(Recorded data)

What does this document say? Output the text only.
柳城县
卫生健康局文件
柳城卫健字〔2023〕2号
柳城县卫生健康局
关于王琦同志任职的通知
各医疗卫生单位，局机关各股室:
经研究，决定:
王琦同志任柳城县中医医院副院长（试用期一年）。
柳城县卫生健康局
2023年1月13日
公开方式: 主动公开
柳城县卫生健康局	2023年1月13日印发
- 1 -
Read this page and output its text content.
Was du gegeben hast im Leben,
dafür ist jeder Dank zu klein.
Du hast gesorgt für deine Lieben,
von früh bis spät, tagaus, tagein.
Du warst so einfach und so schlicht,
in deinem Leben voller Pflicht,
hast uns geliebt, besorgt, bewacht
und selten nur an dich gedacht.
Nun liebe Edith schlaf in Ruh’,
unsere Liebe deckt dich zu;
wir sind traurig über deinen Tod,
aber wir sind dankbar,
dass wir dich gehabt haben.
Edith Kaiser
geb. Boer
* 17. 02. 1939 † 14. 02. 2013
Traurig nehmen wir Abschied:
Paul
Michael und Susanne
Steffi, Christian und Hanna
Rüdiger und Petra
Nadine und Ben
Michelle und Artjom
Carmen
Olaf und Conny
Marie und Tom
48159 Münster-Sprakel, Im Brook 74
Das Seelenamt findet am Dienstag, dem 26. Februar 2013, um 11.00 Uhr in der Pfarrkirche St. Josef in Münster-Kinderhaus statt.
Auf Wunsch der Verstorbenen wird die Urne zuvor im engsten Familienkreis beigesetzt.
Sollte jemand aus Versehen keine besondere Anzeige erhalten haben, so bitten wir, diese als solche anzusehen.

**What is expected:**
All of the material must be reproduced exactly.

**Right answer:**
What does this document say? Output the text only.
柳城县
卫生健康局文件
柳城卫健字〔2023〕2号
柳城县卫生健康局
关于王琦同志任职的通知
各医疗卫生单位，局机关各股室:
经研究，决定:
王琦同志任柳城县中医医院副院长（试用期一年）。
柳城县卫生健康局
2023年1月13日
公开方式: 主动公开
柳城县卫生健康局	2023年1月13日印发
- 1 -
Read this page and output its text content.
Was du gegeben hast im Leben,
dafür ist jeder Dank zu klein.
Du hast gesorgt für deine Lieben,
von früh bis spät, tagaus, tagein.
Du warst so einfach und so schlicht,
in deinem Leben voller Pflicht,
hast uns geliebt, besorgt, bewacht
und selten nur an dich gedacht.
Nun liebe Edith schlaf in Ruh’,
unsere Liebe deckt dich zu;
wir sind traurig über deinen Tod,
aber wir sind dankbar,
dass wir dich gehabt haben.
Edith Kaiser
geb. Boer
* 17. 02. 1939 † 14. 02. 2013
Traurig nehmen wir Abschied:
Paul
Michael und Susanne
Steffi, Christian und Hanna
Rüdiger und Petra
Nadine und Ben
Michelle und Artjom
Carmen
Olaf und Conny
Marie und Tom
48159 Münster-Sprakel, Im Brook 74
Das Seelenamt findet am Dienstag, dem 26. Februar 2013, um 11.00 Uhr in der Pfarrkirche St. Josef in Münster-Kinderhaus statt.
Auf Wunsch der Verstorbenen wird die Urne zuvor im engsten Familienkreis beigesetzt.
Sollte jemand aus Versehen keine besondere Anzeige erhalten haben, so bitten wir, diese als solche anzusehen.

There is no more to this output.